Could you print the records verbatim, starting at their first line and ending at the line containing "donut-segment xyxy=(661,32,671,53)", that line included?

== MATERIAL SHOWN ==

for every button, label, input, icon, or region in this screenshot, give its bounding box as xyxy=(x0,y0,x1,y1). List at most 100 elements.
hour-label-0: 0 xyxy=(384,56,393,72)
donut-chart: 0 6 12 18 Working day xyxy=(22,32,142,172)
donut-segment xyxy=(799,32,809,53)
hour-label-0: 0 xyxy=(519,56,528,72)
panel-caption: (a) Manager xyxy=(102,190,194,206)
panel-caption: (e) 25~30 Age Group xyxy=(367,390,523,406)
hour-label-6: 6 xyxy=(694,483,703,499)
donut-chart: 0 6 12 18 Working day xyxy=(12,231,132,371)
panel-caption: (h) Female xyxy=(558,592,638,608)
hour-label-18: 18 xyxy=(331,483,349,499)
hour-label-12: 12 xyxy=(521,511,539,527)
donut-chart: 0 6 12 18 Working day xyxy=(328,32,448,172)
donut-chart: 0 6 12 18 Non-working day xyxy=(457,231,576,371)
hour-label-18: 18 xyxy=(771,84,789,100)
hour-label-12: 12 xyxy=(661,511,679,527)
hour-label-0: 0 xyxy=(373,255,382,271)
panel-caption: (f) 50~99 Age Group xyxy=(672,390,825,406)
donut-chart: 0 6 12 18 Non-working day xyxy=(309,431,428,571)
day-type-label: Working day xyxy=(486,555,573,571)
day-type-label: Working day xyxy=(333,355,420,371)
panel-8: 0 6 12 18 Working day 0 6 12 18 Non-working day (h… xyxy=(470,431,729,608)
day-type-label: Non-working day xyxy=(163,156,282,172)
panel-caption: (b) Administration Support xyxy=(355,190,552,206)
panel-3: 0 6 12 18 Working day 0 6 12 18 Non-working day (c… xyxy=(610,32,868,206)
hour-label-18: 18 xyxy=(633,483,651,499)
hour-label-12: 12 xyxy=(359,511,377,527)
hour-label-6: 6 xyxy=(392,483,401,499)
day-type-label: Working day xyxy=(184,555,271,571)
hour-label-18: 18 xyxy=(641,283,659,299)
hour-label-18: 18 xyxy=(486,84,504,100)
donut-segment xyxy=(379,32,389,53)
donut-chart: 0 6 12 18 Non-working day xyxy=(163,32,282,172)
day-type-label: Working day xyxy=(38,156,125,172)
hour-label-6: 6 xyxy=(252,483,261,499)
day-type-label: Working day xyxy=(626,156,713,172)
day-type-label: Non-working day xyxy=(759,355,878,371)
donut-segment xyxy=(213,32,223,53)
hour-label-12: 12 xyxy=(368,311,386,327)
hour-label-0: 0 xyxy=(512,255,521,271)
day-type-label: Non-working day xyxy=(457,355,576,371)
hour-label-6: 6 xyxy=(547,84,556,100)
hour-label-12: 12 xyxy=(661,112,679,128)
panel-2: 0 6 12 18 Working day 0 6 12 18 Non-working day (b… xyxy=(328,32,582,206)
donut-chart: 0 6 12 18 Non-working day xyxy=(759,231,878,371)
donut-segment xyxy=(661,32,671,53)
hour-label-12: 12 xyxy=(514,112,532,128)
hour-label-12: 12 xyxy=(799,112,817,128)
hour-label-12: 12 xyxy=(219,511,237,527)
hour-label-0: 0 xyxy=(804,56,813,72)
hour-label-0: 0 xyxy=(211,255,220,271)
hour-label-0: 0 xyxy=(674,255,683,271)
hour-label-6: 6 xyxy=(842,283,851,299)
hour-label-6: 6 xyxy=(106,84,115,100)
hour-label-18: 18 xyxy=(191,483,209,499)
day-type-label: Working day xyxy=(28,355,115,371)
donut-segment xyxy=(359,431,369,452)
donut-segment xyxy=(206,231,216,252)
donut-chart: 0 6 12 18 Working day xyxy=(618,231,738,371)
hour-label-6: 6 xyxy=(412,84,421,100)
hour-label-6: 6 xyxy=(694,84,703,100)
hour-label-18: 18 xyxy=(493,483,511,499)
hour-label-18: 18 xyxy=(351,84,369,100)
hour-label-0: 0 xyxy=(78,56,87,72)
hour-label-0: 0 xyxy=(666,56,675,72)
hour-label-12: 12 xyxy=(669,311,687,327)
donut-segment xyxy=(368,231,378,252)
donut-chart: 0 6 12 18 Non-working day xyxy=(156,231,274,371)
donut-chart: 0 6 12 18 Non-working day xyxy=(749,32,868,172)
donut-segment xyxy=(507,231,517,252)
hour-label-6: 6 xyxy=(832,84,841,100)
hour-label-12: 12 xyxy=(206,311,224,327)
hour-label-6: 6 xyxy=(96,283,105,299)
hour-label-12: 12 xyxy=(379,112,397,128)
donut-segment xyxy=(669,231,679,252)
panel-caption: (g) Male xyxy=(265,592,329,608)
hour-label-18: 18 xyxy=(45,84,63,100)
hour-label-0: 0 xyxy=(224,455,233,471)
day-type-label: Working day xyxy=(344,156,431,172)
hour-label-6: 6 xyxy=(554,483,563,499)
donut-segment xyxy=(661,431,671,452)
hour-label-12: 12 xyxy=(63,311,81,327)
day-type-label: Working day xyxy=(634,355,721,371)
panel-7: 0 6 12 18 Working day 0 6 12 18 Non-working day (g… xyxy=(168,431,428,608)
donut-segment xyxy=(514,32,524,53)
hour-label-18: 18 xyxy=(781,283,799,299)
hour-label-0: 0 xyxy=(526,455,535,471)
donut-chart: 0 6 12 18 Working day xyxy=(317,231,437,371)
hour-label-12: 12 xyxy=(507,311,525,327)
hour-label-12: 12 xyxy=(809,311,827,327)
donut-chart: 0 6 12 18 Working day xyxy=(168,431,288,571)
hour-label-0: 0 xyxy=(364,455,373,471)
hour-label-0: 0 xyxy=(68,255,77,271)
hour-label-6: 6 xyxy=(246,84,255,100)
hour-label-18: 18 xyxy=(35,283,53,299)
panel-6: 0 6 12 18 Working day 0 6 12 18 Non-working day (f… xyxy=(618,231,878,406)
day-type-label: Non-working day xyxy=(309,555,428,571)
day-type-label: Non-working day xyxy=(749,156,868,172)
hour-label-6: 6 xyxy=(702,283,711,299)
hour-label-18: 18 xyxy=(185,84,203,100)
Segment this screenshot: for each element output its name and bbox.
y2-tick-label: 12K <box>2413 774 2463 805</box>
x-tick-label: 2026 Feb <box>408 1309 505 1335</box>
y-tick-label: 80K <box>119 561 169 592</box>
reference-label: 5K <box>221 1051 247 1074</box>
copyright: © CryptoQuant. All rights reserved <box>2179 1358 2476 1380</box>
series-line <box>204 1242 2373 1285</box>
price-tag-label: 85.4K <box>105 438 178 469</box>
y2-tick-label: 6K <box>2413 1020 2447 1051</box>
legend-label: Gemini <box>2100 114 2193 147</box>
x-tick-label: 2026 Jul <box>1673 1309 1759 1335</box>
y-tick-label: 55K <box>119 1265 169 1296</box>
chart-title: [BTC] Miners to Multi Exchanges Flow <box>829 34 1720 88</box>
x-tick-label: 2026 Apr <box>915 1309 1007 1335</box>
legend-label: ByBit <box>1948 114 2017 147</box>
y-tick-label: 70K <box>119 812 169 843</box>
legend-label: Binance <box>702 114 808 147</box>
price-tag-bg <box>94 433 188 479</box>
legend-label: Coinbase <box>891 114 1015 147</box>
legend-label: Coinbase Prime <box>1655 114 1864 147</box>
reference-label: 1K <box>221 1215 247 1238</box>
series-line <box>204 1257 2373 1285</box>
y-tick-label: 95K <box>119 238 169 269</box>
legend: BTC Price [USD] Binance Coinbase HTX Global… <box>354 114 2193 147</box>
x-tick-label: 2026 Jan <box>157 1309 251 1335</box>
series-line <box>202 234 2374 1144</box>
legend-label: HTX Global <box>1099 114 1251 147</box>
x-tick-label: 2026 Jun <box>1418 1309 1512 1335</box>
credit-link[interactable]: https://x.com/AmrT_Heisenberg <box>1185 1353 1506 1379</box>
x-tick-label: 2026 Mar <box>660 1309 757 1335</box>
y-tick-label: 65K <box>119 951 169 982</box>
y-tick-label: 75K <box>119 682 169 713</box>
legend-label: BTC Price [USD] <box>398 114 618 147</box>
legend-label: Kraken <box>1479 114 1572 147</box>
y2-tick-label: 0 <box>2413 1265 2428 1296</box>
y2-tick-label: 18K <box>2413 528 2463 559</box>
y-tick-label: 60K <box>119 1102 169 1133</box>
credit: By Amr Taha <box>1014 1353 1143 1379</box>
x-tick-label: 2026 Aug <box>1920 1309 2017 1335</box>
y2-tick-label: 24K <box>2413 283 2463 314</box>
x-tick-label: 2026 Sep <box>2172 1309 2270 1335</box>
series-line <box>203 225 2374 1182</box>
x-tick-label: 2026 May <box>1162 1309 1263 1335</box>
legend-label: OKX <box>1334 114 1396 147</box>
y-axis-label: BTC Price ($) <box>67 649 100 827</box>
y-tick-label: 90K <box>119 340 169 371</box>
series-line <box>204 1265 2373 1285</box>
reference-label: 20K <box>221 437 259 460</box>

===

-- FINAL ANSWER --
for every button, label, input, icon, or region in this screenshot, give its bounding box as xyxy=(x0,y0,x1,y1). List at most 100 elements.
hour-label-0: 0 xyxy=(384,56,393,72)
donut-chart: 0 6 12 18 Working day xyxy=(22,32,142,172)
donut-segment xyxy=(799,32,809,53)
hour-label-0: 0 xyxy=(519,56,528,72)
panel-caption: (a) Manager xyxy=(102,190,194,206)
panel-caption: (e) 25~30 Age Group xyxy=(367,390,523,406)
hour-label-6: 6 xyxy=(694,483,703,499)
donut-chart: 0 6 12 18 Working day xyxy=(12,231,132,371)
panel-caption: (h) Female xyxy=(558,592,638,608)
hour-label-18: 18 xyxy=(331,483,349,499)
hour-label-12: 12 xyxy=(521,511,539,527)
donut-chart: 0 6 12 18 Working day xyxy=(328,32,448,172)
donut-chart: 0 6 12 18 Non-working day xyxy=(457,231,576,371)
hour-label-18: 18 xyxy=(771,84,789,100)
hour-label-12: 12 xyxy=(661,511,679,527)
hour-label-0: 0 xyxy=(373,255,382,271)
panel-caption: (f) 50~99 Age Group xyxy=(672,390,825,406)
donut-chart: 0 6 12 18 Non-working day xyxy=(309,431,428,571)
day-type-label: Working day xyxy=(486,555,573,571)
day-type-label: Working day xyxy=(333,355,420,371)
panel-8: 0 6 12 18 Working day 0 6 12 18 Non-working day (h… xyxy=(470,431,729,608)
day-type-label: Non-working day xyxy=(163,156,282,172)
panel-caption: (b) Administration Support xyxy=(355,190,552,206)
panel-3: 0 6 12 18 Working day 0 6 12 18 Non-working day (c… xyxy=(610,32,868,206)
hour-label-18: 18 xyxy=(633,483,651,499)
hour-label-12: 12 xyxy=(359,511,377,527)
hour-label-6: 6 xyxy=(392,483,401,499)
day-type-label: Working day xyxy=(184,555,271,571)
hour-label-18: 18 xyxy=(641,283,659,299)
hour-label-18: 18 xyxy=(486,84,504,100)
donut-segment xyxy=(379,32,389,53)
donut-chart: 0 6 12 18 Non-working day xyxy=(163,32,282,172)
day-type-label: Working day xyxy=(38,156,125,172)
hour-label-6: 6 xyxy=(252,483,261,499)
day-type-label: Working day xyxy=(626,156,713,172)
day-type-label: Non-working day xyxy=(759,355,878,371)
donut-segment xyxy=(213,32,223,53)
hour-label-12: 12 xyxy=(368,311,386,327)
hour-label-0: 0 xyxy=(512,255,521,271)
day-type-label: Non-working day xyxy=(457,355,576,371)
hour-label-6: 6 xyxy=(547,84,556,100)
hour-label-12: 12 xyxy=(661,112,679,128)
panel-2: 0 6 12 18 Working day 0 6 12 18 Non-working day (b… xyxy=(328,32,582,206)
donut-chart: 0 6 12 18 Non-working day xyxy=(759,231,878,371)
donut-segment xyxy=(661,32,671,53)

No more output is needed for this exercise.